Start DATA IN THIS EXERCISE

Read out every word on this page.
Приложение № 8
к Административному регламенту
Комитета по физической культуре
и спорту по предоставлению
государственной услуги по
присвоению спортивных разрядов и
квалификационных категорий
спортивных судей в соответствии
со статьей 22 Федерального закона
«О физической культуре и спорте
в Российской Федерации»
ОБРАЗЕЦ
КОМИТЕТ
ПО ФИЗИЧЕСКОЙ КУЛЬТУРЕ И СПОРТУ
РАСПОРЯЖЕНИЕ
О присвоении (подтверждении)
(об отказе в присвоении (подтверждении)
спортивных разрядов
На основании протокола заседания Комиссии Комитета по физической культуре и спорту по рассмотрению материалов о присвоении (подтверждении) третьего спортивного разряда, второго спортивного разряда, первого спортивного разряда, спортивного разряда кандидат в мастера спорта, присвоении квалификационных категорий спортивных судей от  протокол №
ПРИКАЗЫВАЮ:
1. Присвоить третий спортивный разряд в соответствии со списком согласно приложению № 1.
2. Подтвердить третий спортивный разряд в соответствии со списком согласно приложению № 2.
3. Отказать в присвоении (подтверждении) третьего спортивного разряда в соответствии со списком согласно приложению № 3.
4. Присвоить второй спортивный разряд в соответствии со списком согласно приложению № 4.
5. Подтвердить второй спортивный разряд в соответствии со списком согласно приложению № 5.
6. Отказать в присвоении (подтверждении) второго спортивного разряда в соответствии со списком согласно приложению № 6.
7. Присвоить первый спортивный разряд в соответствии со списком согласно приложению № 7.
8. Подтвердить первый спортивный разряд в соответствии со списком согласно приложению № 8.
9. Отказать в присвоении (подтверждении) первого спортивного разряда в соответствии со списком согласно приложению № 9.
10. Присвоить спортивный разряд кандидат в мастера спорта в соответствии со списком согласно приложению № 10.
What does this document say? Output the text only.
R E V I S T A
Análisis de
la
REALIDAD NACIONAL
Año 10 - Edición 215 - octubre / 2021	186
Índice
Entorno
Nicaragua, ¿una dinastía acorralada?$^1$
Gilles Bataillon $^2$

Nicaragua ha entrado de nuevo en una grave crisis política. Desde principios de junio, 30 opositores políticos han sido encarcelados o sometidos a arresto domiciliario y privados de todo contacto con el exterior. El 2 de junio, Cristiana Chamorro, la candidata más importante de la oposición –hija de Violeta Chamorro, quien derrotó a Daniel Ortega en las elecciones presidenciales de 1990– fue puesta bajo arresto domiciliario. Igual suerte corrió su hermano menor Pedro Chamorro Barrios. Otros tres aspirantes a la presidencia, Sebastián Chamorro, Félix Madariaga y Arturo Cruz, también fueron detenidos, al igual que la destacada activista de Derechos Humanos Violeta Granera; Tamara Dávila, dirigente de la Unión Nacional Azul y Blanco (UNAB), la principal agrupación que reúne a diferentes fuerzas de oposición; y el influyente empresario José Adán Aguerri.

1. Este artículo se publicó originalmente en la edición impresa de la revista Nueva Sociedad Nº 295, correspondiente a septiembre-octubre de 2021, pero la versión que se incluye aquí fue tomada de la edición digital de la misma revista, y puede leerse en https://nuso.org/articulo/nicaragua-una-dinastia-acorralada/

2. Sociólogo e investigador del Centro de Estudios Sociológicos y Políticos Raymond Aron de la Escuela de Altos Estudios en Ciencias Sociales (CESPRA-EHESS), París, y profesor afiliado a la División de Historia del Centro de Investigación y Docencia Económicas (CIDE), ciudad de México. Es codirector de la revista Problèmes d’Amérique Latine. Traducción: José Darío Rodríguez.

End DATA IN THIS EXERCISE

Scan the material line by line and report each one that contains "судей".

FINISHED ANSWER:
спортивных судей в соответствии
На основании протокола заседания Комиссии Комитета по физической культуре и спорту по рассмотрению материалов о присвоении (подтверждении) третьего спортивного разряда, второго спортивного разряда, первого спортивного разряда, спортивного разряда кандидат в мастера спорта, присвоении квалификационных категорий спортивных судей от  протокол №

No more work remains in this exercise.